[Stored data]
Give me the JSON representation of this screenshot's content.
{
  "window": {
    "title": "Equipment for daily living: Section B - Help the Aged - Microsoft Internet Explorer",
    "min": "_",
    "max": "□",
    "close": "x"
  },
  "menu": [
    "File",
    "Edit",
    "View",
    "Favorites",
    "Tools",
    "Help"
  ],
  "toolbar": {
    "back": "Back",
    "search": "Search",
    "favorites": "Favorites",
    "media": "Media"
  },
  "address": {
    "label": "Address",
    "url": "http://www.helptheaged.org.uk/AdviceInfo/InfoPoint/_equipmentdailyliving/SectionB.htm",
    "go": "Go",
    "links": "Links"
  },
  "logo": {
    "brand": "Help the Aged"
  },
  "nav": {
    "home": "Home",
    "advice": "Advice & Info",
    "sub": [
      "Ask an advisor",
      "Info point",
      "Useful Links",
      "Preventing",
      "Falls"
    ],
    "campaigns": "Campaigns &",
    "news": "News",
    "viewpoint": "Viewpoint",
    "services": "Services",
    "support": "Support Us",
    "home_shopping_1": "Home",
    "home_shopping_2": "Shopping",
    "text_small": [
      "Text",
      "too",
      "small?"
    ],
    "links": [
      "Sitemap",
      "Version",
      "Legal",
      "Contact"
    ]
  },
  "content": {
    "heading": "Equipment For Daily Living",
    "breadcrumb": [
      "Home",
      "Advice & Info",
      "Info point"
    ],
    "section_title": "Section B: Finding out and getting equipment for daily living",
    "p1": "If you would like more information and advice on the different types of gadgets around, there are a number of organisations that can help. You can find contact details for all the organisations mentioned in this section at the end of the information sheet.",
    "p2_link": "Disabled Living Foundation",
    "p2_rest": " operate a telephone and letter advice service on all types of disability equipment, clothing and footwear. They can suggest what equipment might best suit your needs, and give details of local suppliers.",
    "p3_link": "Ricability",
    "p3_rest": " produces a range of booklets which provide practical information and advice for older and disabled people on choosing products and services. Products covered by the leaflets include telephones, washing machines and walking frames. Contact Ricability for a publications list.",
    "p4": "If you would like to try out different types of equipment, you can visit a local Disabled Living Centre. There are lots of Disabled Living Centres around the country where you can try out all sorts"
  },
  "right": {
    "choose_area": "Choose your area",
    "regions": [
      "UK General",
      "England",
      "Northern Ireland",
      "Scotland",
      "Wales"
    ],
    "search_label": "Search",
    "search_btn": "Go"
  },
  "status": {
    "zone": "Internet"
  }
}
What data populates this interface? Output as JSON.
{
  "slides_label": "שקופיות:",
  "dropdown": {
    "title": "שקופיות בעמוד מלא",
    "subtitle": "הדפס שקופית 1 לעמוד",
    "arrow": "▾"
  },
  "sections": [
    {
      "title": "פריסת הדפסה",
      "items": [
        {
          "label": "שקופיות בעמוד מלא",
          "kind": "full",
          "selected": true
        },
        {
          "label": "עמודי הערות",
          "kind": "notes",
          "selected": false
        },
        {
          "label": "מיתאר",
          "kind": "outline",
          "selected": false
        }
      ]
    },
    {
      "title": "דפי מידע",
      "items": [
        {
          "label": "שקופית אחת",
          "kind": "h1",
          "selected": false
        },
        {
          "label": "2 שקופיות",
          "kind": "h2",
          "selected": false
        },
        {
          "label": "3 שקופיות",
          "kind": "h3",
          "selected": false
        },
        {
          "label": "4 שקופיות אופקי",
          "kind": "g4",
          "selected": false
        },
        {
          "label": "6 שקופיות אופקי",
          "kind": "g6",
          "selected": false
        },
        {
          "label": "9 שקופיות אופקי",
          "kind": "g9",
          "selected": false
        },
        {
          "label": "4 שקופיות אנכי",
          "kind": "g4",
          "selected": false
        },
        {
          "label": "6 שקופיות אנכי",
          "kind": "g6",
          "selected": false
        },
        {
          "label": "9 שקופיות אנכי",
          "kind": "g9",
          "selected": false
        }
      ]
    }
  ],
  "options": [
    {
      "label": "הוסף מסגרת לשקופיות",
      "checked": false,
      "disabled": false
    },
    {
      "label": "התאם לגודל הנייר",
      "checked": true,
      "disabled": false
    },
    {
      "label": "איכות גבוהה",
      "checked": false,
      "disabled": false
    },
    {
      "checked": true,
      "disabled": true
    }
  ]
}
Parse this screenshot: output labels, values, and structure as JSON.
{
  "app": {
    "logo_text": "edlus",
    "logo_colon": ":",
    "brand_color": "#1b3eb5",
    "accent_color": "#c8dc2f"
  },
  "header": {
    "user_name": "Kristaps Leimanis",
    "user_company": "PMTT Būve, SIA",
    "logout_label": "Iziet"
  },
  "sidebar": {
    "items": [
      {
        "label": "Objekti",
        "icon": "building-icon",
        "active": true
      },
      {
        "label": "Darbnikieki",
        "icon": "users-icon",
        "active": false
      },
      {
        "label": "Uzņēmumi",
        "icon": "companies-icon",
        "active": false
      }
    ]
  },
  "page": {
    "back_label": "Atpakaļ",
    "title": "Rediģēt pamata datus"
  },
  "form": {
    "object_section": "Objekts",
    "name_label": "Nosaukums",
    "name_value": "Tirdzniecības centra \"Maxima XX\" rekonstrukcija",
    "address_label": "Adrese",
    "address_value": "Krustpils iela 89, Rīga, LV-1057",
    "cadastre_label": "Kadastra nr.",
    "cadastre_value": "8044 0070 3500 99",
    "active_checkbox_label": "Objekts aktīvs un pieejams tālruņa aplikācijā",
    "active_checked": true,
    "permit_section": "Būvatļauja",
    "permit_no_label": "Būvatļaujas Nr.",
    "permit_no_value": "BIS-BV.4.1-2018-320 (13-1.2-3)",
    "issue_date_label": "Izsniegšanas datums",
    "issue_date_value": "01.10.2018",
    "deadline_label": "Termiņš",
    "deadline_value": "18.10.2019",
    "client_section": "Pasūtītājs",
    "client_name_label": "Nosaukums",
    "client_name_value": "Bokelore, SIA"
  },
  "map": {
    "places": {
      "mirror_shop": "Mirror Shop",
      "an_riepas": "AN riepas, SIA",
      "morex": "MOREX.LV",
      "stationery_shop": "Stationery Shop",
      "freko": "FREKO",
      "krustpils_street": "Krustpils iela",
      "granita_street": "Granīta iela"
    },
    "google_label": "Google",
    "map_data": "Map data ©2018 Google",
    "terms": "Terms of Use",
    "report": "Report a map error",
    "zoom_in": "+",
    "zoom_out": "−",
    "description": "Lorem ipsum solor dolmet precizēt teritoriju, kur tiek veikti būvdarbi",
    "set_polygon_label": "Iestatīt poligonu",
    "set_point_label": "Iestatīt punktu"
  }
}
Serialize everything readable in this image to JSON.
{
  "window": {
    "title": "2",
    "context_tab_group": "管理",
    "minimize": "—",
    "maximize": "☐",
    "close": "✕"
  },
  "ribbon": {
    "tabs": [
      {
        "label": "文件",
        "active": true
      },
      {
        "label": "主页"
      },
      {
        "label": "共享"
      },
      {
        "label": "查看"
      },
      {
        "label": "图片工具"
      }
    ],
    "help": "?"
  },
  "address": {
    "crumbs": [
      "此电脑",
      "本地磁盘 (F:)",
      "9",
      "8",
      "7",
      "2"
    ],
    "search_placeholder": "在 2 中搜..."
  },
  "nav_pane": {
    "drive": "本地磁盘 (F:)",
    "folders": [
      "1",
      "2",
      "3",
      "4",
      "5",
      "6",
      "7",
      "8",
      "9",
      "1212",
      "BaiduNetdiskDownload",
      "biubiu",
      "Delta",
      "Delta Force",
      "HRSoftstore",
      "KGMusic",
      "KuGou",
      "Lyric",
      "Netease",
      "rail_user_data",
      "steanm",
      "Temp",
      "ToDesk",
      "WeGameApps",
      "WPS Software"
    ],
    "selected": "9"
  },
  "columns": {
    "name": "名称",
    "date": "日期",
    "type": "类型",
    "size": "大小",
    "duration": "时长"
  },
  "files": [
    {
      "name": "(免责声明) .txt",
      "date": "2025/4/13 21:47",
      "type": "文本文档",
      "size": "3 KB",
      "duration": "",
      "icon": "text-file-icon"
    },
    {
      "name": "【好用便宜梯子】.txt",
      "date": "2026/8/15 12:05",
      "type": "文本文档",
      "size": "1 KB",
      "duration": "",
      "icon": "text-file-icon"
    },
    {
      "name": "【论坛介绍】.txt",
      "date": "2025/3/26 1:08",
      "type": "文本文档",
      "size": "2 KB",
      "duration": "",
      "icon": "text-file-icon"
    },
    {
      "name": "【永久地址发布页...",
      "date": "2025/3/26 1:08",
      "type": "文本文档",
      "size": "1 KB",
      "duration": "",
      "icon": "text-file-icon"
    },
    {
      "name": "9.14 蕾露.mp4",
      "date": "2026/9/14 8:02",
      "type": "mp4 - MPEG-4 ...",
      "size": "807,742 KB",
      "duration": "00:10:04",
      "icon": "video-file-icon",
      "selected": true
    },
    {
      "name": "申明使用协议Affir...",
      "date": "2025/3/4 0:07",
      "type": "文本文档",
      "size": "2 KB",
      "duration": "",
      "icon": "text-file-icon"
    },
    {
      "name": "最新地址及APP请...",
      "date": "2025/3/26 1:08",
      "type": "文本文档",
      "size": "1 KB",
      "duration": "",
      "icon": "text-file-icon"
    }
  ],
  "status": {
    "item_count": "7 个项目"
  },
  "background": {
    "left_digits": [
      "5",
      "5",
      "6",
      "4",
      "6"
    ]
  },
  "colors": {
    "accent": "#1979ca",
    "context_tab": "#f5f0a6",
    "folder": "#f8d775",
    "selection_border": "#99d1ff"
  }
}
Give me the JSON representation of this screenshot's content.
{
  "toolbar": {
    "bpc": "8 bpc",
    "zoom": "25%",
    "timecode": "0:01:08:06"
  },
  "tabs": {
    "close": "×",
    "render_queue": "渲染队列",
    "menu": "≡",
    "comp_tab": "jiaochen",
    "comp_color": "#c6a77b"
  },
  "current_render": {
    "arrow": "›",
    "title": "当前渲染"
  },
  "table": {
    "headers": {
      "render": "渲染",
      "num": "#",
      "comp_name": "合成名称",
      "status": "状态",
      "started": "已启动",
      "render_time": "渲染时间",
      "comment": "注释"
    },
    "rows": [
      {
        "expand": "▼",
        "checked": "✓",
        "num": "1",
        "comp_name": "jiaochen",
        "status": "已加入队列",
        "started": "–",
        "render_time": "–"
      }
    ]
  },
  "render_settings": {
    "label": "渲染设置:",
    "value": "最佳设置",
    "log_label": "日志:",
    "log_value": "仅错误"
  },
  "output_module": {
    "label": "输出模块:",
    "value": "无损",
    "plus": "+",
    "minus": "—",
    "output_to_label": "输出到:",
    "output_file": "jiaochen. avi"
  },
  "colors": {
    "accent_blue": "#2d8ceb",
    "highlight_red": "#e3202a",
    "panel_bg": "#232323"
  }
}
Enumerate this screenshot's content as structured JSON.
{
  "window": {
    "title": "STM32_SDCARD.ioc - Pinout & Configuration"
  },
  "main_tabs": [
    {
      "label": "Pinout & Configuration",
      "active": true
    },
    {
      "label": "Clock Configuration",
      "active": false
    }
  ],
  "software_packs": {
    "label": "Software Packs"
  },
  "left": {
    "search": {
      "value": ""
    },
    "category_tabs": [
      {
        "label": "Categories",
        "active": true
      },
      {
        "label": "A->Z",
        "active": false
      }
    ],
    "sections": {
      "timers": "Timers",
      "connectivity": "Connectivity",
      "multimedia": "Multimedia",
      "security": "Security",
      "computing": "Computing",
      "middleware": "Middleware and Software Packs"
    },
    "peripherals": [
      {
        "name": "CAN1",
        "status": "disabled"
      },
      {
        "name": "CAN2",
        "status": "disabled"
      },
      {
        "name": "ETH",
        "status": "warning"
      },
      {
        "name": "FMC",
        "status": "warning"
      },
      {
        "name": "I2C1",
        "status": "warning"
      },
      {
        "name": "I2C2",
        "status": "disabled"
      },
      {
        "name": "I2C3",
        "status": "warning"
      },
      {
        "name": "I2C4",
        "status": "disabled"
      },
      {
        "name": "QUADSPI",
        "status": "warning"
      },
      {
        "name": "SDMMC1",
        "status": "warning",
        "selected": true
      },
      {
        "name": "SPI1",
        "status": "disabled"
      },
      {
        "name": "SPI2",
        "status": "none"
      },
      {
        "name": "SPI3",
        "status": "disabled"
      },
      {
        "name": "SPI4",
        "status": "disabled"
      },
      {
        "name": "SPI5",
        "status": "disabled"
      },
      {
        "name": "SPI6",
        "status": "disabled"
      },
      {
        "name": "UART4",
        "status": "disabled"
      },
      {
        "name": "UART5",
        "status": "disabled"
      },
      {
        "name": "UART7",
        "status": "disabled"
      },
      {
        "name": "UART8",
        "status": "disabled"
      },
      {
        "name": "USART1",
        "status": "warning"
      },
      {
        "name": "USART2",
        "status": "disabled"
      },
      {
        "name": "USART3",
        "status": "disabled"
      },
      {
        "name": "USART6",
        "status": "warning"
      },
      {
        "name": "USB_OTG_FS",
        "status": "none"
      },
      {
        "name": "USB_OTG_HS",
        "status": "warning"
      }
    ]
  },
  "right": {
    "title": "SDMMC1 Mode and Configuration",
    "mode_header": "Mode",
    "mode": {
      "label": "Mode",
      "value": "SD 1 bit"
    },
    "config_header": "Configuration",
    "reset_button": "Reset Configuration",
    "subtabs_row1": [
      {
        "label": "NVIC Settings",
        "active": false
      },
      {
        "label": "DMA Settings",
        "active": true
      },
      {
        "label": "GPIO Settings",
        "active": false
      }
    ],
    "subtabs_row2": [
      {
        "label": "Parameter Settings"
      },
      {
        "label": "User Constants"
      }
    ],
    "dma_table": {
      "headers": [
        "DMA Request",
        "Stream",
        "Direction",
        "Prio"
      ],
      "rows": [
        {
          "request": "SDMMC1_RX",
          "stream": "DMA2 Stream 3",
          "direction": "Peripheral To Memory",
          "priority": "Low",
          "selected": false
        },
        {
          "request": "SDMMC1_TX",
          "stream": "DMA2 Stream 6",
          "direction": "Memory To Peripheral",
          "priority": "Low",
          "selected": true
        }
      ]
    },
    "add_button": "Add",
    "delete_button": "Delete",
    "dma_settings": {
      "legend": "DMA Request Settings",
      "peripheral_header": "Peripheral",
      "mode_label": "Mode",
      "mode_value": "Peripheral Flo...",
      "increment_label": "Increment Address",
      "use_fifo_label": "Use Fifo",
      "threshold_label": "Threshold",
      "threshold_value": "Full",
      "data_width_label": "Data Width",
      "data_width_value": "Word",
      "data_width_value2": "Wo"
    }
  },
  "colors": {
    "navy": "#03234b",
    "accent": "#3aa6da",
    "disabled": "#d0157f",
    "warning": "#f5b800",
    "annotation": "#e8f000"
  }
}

(What is required):
Find every line that has "אופקי" in it, then return those lines.

(Solution):
          "label": "4 שקופיות אופקי",
          "label": "6 שקופיות אופקי",
          "label": "9 שקופיות אופקי",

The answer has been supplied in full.